§ **PROBLEM REQUIREMENTS**
Where a line contains the string "êtres", copy that line.

(Stored dataset items)
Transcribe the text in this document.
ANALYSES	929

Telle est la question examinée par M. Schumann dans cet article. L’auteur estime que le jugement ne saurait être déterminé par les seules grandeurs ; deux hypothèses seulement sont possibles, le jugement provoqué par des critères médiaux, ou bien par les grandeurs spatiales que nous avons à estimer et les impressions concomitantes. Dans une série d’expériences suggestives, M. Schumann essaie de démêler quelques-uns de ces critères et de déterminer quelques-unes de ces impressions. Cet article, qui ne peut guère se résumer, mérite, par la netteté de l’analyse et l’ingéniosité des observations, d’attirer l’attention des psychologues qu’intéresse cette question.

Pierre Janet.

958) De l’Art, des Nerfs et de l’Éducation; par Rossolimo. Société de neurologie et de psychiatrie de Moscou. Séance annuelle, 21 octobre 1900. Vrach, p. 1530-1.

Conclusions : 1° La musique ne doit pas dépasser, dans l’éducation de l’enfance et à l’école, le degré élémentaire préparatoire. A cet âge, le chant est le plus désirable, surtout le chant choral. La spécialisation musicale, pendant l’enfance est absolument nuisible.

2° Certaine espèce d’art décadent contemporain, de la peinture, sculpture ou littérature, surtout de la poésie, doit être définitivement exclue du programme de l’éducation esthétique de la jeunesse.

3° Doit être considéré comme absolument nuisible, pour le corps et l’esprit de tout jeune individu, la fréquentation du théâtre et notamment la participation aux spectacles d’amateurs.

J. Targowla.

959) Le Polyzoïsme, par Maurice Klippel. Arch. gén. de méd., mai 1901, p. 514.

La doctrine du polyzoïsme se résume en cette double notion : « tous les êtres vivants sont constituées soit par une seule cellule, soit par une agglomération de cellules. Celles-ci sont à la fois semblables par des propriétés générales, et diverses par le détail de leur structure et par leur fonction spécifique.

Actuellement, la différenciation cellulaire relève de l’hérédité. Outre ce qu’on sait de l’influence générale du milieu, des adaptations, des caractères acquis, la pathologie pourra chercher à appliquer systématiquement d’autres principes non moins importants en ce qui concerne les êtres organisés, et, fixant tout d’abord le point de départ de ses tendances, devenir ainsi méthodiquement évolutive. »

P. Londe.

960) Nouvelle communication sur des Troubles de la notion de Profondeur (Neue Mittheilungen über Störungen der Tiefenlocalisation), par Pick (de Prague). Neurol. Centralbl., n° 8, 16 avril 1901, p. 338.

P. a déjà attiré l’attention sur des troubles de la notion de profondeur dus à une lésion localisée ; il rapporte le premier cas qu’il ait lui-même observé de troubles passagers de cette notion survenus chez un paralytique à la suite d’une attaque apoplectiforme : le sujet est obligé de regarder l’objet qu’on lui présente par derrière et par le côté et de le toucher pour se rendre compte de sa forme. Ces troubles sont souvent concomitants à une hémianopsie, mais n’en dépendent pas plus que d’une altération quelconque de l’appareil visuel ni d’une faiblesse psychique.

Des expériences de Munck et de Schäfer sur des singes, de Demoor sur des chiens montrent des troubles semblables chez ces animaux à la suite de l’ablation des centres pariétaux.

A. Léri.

§ **ANSWER TO THIS PROBLEM**
La doctrine du polyzoïsme se résume en cette double notion : « tous les êtres vivants sont constituées soit par une seule cellule, soit par une agglomération de cellules. Celles-ci sont à la fois semblables par des propriétés générales, et diverses par le détail de leur structure et par leur fonction spécifique.
Actuellement, la différenciation cellulaire relève de l’hérédité. Outre ce qu’on sait de l’influence générale du milieu, des adaptations, des caractères acquis, la pathologie pourra chercher à appliquer systématiquement d’autres principes non moins importants en ce qui concerne les êtres organisés, et, fixant tout d’abord le point de départ de ses tendances, devenir ainsi méthodiquement évolutive. »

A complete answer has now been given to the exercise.